--- Start ---

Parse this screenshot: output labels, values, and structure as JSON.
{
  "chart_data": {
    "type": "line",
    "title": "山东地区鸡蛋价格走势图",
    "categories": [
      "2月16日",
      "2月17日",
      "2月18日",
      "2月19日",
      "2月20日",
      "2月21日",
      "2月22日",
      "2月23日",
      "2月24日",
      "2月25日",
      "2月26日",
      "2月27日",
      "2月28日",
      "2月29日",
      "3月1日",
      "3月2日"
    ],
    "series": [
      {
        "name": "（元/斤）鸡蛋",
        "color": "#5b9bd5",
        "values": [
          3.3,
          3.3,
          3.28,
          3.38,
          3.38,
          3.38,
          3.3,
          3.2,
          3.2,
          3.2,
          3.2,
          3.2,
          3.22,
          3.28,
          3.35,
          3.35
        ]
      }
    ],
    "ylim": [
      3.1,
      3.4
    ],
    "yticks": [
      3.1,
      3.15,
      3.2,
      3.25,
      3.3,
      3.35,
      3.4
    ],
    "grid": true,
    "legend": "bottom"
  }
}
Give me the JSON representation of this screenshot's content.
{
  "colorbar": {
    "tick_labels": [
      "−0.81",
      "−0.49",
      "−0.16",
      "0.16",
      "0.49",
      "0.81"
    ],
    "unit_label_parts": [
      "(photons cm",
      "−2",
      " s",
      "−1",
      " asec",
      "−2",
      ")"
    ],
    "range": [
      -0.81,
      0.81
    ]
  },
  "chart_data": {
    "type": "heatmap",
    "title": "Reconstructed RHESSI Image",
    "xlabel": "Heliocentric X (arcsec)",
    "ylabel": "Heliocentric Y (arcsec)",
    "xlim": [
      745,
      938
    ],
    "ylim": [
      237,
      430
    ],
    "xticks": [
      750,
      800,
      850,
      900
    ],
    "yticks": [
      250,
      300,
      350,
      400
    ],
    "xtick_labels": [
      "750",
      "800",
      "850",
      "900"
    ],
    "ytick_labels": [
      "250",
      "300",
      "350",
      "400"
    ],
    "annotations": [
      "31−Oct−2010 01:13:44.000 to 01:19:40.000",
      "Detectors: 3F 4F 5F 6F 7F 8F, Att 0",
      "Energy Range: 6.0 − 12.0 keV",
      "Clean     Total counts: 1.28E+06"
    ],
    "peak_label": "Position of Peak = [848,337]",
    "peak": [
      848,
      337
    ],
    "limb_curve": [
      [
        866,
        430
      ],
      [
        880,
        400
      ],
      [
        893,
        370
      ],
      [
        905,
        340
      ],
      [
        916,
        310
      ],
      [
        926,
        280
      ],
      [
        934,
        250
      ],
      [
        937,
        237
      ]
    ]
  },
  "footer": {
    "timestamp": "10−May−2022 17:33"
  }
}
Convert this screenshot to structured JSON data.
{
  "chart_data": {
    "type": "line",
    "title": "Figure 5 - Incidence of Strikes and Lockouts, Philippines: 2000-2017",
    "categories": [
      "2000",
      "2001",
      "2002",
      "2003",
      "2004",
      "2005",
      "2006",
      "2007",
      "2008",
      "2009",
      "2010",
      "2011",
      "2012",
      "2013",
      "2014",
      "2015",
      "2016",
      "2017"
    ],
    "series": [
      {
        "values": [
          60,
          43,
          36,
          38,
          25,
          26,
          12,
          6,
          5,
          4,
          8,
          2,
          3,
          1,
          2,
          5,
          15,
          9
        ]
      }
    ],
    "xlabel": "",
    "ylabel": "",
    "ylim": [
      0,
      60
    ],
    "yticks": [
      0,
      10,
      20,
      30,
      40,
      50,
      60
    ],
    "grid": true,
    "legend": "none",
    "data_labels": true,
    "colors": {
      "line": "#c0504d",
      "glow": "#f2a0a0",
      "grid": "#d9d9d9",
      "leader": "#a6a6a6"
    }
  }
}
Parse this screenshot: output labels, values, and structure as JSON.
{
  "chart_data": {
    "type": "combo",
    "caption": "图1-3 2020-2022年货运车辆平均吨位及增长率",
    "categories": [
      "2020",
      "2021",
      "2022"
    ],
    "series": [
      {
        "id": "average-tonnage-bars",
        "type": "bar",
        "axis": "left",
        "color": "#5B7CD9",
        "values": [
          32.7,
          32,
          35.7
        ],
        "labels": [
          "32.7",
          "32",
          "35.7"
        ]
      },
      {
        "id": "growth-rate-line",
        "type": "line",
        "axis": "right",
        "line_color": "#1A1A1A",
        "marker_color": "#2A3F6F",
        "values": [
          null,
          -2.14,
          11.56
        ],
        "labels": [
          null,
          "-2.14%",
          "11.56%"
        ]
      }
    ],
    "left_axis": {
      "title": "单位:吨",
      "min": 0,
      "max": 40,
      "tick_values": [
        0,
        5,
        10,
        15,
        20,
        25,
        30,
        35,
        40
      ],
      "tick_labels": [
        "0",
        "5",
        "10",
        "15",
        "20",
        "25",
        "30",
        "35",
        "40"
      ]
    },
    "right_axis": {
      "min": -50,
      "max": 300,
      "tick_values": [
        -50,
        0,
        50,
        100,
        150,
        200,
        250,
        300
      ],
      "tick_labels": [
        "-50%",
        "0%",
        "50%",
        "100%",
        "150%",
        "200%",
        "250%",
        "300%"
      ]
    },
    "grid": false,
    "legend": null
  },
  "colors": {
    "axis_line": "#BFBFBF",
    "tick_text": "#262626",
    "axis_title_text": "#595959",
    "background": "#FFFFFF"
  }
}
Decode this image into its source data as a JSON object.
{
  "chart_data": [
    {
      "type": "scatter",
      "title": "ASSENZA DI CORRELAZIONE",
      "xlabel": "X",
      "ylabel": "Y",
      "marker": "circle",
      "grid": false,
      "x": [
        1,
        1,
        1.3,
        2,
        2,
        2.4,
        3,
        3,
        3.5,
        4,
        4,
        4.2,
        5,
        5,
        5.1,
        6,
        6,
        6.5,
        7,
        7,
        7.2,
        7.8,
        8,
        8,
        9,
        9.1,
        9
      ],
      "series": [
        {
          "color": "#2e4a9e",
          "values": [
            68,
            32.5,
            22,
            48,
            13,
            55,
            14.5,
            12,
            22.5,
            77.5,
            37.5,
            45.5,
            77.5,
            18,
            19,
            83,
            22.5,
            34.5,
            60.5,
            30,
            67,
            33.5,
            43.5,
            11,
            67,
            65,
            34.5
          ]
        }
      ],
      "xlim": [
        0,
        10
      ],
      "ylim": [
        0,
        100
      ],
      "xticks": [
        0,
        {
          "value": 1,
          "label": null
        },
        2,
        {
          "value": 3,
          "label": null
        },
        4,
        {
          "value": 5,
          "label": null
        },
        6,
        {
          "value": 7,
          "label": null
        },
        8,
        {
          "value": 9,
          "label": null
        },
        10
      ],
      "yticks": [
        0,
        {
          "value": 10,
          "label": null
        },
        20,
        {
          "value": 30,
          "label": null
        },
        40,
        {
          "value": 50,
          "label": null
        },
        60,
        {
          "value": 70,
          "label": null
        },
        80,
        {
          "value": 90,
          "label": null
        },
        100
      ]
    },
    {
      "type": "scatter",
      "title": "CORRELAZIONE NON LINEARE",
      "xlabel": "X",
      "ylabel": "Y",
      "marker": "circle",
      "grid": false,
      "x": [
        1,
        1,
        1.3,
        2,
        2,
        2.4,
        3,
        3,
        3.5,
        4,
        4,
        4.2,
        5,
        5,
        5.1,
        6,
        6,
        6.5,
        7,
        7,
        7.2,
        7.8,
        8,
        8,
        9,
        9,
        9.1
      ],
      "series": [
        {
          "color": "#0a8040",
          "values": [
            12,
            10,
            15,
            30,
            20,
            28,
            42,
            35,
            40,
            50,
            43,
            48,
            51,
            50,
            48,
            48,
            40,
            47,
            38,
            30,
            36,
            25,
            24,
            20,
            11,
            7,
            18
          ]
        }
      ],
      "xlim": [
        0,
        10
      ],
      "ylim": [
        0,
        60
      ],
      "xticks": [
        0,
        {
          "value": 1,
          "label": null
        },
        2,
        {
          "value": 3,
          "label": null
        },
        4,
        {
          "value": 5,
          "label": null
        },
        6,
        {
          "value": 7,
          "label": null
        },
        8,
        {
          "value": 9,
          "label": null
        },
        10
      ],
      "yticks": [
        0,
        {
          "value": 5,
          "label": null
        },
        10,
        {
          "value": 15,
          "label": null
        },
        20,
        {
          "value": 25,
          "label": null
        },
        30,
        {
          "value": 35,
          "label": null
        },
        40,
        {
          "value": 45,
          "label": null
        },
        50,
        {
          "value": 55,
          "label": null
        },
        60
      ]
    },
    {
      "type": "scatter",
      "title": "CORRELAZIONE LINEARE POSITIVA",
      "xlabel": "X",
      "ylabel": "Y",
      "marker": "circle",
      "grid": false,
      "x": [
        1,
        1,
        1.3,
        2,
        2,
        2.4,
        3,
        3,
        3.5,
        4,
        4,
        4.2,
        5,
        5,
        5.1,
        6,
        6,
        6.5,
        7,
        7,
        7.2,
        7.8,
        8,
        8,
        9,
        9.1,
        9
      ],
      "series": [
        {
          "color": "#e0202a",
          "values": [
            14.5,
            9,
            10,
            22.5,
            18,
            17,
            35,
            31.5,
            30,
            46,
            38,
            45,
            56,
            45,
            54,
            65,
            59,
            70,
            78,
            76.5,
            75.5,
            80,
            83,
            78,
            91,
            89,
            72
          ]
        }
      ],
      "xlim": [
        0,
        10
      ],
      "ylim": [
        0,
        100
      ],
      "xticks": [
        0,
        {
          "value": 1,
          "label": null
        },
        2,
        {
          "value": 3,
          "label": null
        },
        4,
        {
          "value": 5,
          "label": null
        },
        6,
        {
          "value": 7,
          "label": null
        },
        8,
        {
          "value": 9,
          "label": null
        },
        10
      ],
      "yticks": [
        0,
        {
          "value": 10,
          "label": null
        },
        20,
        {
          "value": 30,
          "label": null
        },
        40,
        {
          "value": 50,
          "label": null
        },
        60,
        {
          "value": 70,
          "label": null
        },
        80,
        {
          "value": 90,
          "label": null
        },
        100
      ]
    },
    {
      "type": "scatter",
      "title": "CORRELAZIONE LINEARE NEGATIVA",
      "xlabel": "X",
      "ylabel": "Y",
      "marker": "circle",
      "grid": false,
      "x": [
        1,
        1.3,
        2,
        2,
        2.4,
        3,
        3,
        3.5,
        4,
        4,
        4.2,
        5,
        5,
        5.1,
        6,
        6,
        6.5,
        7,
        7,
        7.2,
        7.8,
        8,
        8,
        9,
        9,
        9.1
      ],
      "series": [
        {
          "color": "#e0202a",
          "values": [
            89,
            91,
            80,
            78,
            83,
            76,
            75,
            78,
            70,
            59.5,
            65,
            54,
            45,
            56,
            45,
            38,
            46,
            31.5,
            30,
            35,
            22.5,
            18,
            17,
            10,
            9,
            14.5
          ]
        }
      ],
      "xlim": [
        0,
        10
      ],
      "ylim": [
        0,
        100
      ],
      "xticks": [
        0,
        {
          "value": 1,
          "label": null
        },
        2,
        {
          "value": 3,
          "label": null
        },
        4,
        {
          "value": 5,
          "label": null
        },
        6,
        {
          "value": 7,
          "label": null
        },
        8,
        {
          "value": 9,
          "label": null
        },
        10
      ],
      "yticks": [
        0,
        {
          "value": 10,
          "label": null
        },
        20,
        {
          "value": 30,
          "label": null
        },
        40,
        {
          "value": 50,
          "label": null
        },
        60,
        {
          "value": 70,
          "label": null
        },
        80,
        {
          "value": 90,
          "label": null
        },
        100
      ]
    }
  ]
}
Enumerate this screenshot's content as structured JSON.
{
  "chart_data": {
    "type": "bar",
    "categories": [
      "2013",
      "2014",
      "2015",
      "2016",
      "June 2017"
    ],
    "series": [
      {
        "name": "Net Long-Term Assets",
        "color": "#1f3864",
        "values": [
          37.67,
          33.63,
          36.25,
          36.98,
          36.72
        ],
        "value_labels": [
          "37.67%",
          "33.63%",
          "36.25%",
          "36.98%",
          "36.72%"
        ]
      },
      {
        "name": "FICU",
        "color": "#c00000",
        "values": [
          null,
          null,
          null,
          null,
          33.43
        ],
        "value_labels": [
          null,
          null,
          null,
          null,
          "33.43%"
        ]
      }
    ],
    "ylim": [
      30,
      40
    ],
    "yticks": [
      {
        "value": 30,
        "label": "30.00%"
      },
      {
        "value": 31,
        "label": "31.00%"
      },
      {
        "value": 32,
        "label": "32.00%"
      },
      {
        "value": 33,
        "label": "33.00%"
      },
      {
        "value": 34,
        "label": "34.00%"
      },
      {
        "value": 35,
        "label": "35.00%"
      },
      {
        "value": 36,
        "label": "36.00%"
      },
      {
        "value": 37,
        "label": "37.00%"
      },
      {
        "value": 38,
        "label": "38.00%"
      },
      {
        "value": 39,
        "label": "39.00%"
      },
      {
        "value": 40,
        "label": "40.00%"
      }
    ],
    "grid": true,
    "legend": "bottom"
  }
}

--- End ---

§ The exercise:
Pull every line holding "screenshot" out of the records.

§ Final answer:
Parse this screenshot: output labels, values, and structure as JSON.
Give me the JSON representation of this screenshot's content.
Convert this screenshot to structured JSON data.
Parse this screenshot: output labels, values, and structure as JSON.
Enumerate this screenshot's content as structured JSON.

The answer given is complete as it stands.